The focus on consumption makes sense. Understanding its impact on climate change is a necessary first step for families and municipalities to take concrete action to mitigate carbon emissions. However, this sort of recalculation could have an unforeseen effect on the international politics of climate change by shifting responsibility on a global scale.
With the concentration of carbon dioxide in the air zooming last spring to what is believed to be its highest level since mastodons roamed the earth, the US, against all odds, hopes this year will finally deliver the breakthroughs needed for the big carbon-spewing nations to agree on a plan by next year.
“I challenge you to bring to the summit bold pledges,” UN Secretary-General Ban Ki-moon said as he invited global leaders to a nuts-and-bolts horse-trading meeting in New York in September.
The diplomacy of climate change appears as stuck as ever. Poor carbon-spewers like China justify their opposition to tight carbon limits on the grounds that, on a per-person basis, their emissions are still very low. Moreover, most of the carbon in the atmosphere now, they argue, was put there by the US and other wealthy carbon-spewers, who burned a lot of fossil fuels on the way to getting rich. Forbidding the Chinese from doing the same would be tantamount to condemning them to stagnation.
POINTLESS PLAN?
Policymakers in Washington retort that while all this may be true, a deal that only required rich countries to limit emissions would be pointless: Their carbon savings would be negated by growing emissions elsewhere. Heavy emitters of greenhouse gases — like the agriculture and chemical industry — would decamp from rich nations to the less carbon-restricted shores of the developing world.
Recent research suggested that if rich countries were to cut emissions by 20 percent from 2004 levels without securing cooperation from developing countries, from 5 to 19 percent of the carbon savings would be lost to “leakage.”
Even more troubling, there is nowhere near a consensus on who is responsible for historical emissions. Some studies have concluded that the rich world put up to 80 percent of the existing carbon dioxide in the air. However, this year researchers in the Netherlands and at the European Commission concluded that by including the impact of changing land use, developing countries actually accounted for nearly half of all heat-trapping gases emitted between 1850 and 2010.
Throwing consumption-based accounting into this forest of pointed fingers might add ethical nuance to the debate, but it is unlikely to make it any easier.
A study published in the Proceedings of the National Academy of Sciences two years ago noted that globalization exported at least 1.2 million tonnes worth of annual carbon dioxide emissions from the developed to the developing world between 1990 and 2008.
Geographically based calculations make it look as if advanced industrial countries have managed to stabilize their carbon emissions. However, they have just moved the growth outside their borders.

__DATASET CONTENT__.

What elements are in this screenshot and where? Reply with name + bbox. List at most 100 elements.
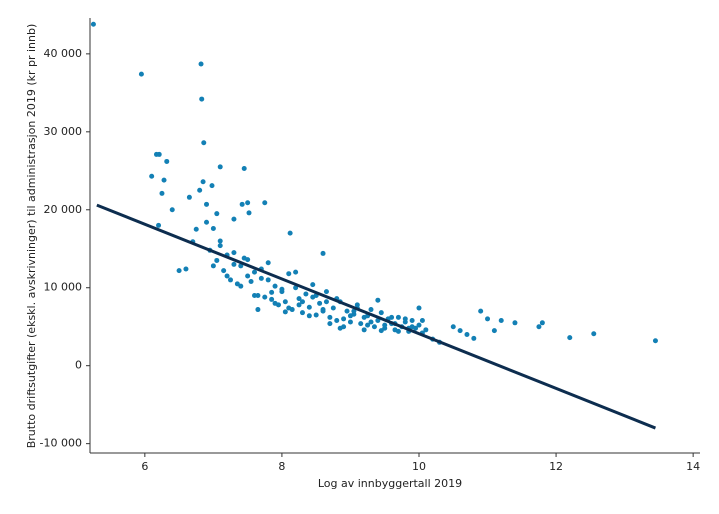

__REQUIRED ACTIONS__.
1. List every four-digit year that appears in the passage on climate change diplomacy.
2. Quote everything in the passage on climate change diplomacy from "With the concentration" down to "York in September.".
The material above is separate from the passage on climate change diplomacy.

__ANSWERS PER TASK__.
1. 2004, 1850, 2010, 1990, 2008

2.
With the concentration of carbon dioxide in the air zooming last spring to what is believed to be its highest level since mastodons roamed the earth, the US, against all odds, hopes this year will finally deliver the breakthroughs needed for the big carbon-spewing nations to agree on a plan by next year.
“I challenge you to bring to the summit bold pledges,” UN Secretary-General Ban Ki-moon said as he invited global leaders to a nuts-and-bolts horse-trading meeting in New York in September.